[Some records]
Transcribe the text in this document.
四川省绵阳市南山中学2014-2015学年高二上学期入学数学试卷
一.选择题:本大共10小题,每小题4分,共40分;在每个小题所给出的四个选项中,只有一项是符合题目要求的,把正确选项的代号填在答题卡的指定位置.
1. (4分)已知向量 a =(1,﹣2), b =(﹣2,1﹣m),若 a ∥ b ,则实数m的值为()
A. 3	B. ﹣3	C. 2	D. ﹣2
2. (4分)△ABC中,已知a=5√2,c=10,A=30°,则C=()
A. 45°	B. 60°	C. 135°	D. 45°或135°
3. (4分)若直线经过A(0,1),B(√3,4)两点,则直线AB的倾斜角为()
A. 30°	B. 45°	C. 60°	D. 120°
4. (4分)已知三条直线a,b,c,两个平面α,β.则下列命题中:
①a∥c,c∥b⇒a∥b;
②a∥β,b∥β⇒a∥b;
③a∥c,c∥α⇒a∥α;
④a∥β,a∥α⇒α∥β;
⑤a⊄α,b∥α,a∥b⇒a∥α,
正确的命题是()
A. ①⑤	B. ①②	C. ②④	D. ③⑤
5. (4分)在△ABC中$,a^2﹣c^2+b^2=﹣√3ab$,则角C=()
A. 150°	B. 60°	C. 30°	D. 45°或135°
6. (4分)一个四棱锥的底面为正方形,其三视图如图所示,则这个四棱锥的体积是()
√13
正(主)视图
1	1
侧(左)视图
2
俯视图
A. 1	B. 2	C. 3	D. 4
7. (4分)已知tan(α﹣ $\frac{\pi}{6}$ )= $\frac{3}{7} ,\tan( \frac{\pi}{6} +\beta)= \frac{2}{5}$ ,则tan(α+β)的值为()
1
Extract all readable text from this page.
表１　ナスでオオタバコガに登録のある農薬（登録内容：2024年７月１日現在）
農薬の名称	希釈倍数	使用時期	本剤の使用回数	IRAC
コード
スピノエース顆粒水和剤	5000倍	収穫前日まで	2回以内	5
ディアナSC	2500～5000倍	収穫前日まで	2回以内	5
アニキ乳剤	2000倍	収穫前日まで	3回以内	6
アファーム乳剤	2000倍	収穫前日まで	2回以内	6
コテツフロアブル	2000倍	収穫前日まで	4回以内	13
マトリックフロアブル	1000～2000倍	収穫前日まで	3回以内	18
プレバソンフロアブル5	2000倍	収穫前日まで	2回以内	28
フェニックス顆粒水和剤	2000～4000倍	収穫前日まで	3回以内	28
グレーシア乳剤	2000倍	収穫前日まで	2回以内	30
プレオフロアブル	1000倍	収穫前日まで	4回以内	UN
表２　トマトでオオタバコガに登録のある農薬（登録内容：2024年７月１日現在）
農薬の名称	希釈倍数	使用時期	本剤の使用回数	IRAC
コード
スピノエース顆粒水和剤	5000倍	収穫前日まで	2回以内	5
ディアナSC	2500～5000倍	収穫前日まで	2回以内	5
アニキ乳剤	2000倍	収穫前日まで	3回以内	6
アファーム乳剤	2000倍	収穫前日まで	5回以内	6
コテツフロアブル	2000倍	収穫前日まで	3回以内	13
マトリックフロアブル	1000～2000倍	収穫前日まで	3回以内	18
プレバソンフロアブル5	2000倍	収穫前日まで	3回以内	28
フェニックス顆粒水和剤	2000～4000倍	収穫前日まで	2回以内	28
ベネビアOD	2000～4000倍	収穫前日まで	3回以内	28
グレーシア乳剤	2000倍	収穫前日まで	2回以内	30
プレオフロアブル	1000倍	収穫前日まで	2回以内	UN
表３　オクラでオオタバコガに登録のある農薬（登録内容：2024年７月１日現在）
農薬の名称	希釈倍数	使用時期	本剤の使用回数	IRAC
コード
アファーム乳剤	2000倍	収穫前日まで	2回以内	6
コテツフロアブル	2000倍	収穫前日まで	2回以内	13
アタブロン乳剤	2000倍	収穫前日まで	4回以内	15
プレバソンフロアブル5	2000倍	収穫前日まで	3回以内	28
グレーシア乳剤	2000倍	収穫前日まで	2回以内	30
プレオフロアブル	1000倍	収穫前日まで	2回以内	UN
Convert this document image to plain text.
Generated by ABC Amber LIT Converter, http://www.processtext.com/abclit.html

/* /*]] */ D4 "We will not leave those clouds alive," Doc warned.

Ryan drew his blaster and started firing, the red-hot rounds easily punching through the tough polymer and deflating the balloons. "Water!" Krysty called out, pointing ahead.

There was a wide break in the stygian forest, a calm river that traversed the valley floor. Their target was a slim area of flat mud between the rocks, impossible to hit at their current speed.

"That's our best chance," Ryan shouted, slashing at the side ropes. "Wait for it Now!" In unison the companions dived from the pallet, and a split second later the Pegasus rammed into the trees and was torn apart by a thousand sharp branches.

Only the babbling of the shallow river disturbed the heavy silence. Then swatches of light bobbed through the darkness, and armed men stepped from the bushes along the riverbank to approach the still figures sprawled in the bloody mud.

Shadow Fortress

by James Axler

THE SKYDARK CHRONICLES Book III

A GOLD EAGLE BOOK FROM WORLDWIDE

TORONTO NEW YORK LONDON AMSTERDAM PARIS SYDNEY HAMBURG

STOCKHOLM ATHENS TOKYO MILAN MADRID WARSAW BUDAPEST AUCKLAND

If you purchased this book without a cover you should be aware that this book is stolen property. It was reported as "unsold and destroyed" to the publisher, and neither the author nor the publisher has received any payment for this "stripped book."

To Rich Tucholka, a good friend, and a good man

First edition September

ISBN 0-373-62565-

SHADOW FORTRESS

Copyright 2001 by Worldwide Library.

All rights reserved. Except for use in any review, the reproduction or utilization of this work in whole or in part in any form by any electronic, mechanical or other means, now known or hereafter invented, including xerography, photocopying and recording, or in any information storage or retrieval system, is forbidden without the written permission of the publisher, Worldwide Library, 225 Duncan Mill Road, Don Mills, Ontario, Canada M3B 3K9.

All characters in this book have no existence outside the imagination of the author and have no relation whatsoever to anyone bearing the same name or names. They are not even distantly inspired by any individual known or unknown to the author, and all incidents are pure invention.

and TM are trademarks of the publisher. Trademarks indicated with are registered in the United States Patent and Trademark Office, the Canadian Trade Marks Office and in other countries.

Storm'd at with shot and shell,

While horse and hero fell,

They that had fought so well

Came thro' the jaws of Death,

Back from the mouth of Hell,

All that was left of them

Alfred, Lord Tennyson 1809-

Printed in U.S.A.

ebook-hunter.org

The request = For each line above that contains the word "this", copy that line.

Solved exercise =
Transcribe the text in this document.
Extract all readable text from this page.
Convert this document image to plain text.
If you purchased this book without a cover you should be aware that this book is stolen property. It was reported as "unsold and destroyed" to the publisher, and neither the author nor the publisher has received any payment for this "stripped book."
All rights reserved. Except for use in any review, the reproduction or utilization of this work in whole or in part in any form by any electronic, mechanical or other means, now known or hereafter invented, including xerography, photocopying and recording, or in any information storage or retrieval system, is forbidden without the written permission of the publisher, Worldwide Library, 225 Duncan Mill Road, Don Mills, Ontario, Canada M3B 3K9.
All characters in this book have no existence outside the imagination of the author and have no relation whatsoever to anyone bearing the same name or names. They are not even distantly inspired by any individual known or unknown to the author, and all incidents are pure invention.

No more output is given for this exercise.